Collect the lines of the entries where "dash" shows up.

Structured figure records:
== == ==

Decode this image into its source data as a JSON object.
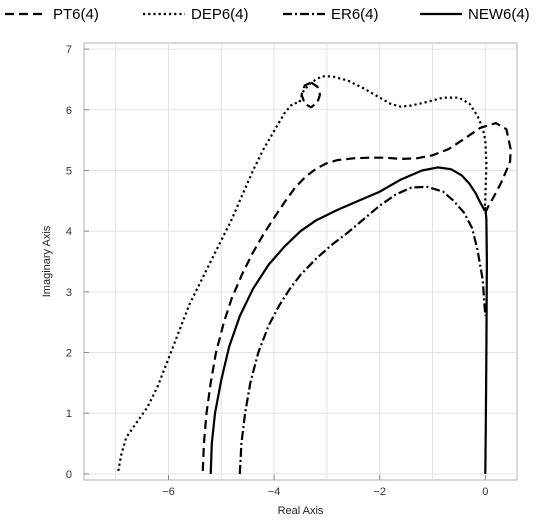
{
  "chart_data": {
    "type": "line",
    "title": "",
    "xlabel": "Real Axis",
    "ylabel": "Imaginary Axis",
    "xlim": [
      -7.6,
      0.6
    ],
    "ylim": [
      -0.1,
      7.1
    ],
    "xticks": [
      -6,
      -4,
      -2,
      0
    ],
    "yticks": [
      0,
      1,
      2,
      3,
      4,
      5,
      6,
      7
    ],
    "grid": true,
    "legend_position": "top",
    "series": [
      {
        "name": "PT6(4)",
        "dash": "long-dash",
        "x": [
          -5.35,
          -5.33,
          -5.28,
          -5.2,
          -5.1,
          -4.95,
          -4.8,
          -4.6,
          -4.4,
          -4.2,
          -4.0,
          -3.8,
          -3.6,
          -3.4,
          -3.2,
          -3.0,
          -2.8,
          -2.5,
          -2.2,
          -1.9,
          -1.6,
          -1.3,
          -1.0,
          -0.7,
          -0.4,
          -0.1,
          0.2,
          0.4,
          0.48,
          0.47,
          0.4,
          0.3,
          0.15,
          0.05,
          0.0
        ],
        "y": [
          0.05,
          0.5,
          1.0,
          1.5,
          2.0,
          2.5,
          2.9,
          3.3,
          3.65,
          3.95,
          4.22,
          4.48,
          4.72,
          4.9,
          5.03,
          5.12,
          5.17,
          5.2,
          5.21,
          5.21,
          5.19,
          5.2,
          5.25,
          5.35,
          5.52,
          5.7,
          5.78,
          5.68,
          5.35,
          5.15,
          5.0,
          4.8,
          4.55,
          4.4,
          4.3
        ]
      },
      {
        "name": "DEP6(4)",
        "dash": "dotted",
        "x": [
          -6.95,
          -6.9,
          -6.8,
          -6.6,
          -6.4,
          -6.2,
          -6.0,
          -5.8,
          -5.6,
          -5.4,
          -5.2,
          -5.0,
          -4.8,
          -4.6,
          -4.4,
          -4.2,
          -4.0,
          -3.8,
          -3.65,
          -3.52,
          -3.45,
          -3.3,
          -3.1,
          -2.9,
          -2.6,
          -2.3,
          -2.0,
          -1.8,
          -1.6,
          -1.4,
          -1.1,
          -0.8,
          -0.5,
          -0.3,
          -0.15,
          -0.05,
          0.0,
          0.02,
          0.01,
          0.0,
          -0.02
        ],
        "y": [
          0.05,
          0.3,
          0.6,
          0.85,
          1.1,
          1.45,
          1.9,
          2.35,
          2.8,
          3.15,
          3.5,
          3.85,
          4.2,
          4.6,
          5.0,
          5.35,
          5.65,
          5.95,
          6.1,
          6.12,
          6.3,
          6.45,
          6.55,
          6.55,
          6.48,
          6.35,
          6.2,
          6.1,
          6.05,
          6.07,
          6.13,
          6.2,
          6.2,
          6.1,
          5.9,
          5.7,
          5.5,
          5.1,
          4.8,
          4.5,
          4.3
        ]
      },
      {
        "name": "PT6(4) loop",
        "dash": "long-dash",
        "x": [
          -3.3,
          -3.18,
          -3.13,
          -3.18,
          -3.3,
          -3.42,
          -3.48,
          -3.42,
          -3.3
        ],
        "y": [
          6.45,
          6.38,
          6.25,
          6.12,
          6.04,
          6.1,
          6.25,
          6.4,
          6.45
        ]
      },
      {
        "name": "ER6(4)",
        "dash": "dash-dot",
        "x": [
          -4.65,
          -4.62,
          -4.55,
          -4.45,
          -4.3,
          -4.1,
          -3.9,
          -3.7,
          -3.5,
          -3.2,
          -2.9,
          -2.6,
          -2.3,
          -2.0,
          -1.7,
          -1.4,
          -1.1,
          -0.8,
          -0.6,
          -0.4,
          -0.25,
          -0.15,
          -0.05,
          0.0
        ],
        "y": [
          0.0,
          0.5,
          1.0,
          1.5,
          2.0,
          2.45,
          2.78,
          3.05,
          3.28,
          3.55,
          3.78,
          3.98,
          4.2,
          4.42,
          4.6,
          4.72,
          4.73,
          4.65,
          4.5,
          4.3,
          4.05,
          3.7,
          3.2,
          2.6
        ]
      },
      {
        "name": "NEW6(4)",
        "dash": "solid",
        "x": [
          -5.2,
          -5.18,
          -5.12,
          -5.0,
          -4.85,
          -4.65,
          -4.4,
          -4.1,
          -3.8,
          -3.5,
          -3.2,
          -2.8,
          -2.4,
          -2.0,
          -1.6,
          -1.2,
          -0.9,
          -0.65,
          -0.45,
          -0.3,
          -0.18,
          -0.1,
          -0.05,
          -0.02,
          0.0,
          0.02,
          0.03,
          0.02,
          0.01,
          0.0
        ],
        "y": [
          0.0,
          0.5,
          1.0,
          1.55,
          2.1,
          2.6,
          3.05,
          3.45,
          3.75,
          4.0,
          4.18,
          4.35,
          4.5,
          4.65,
          4.85,
          5.0,
          5.05,
          5.02,
          4.92,
          4.78,
          4.62,
          4.48,
          4.4,
          4.35,
          4.38,
          4.2,
          3.5,
          2.0,
          0.8,
          0.0
        ]
      }
    ],
    "legend": [
      "PT6(4)",
      "DEP6(4)",
      "ER6(4)",
      "NEW6(4)"
    ]
  }
}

== == ==

Exercise response:
        "dash": "long-dash",
        "dash": "dotted",
        "dash": "long-dash",
        "dash": "dash-dot",
        "dash": "solid",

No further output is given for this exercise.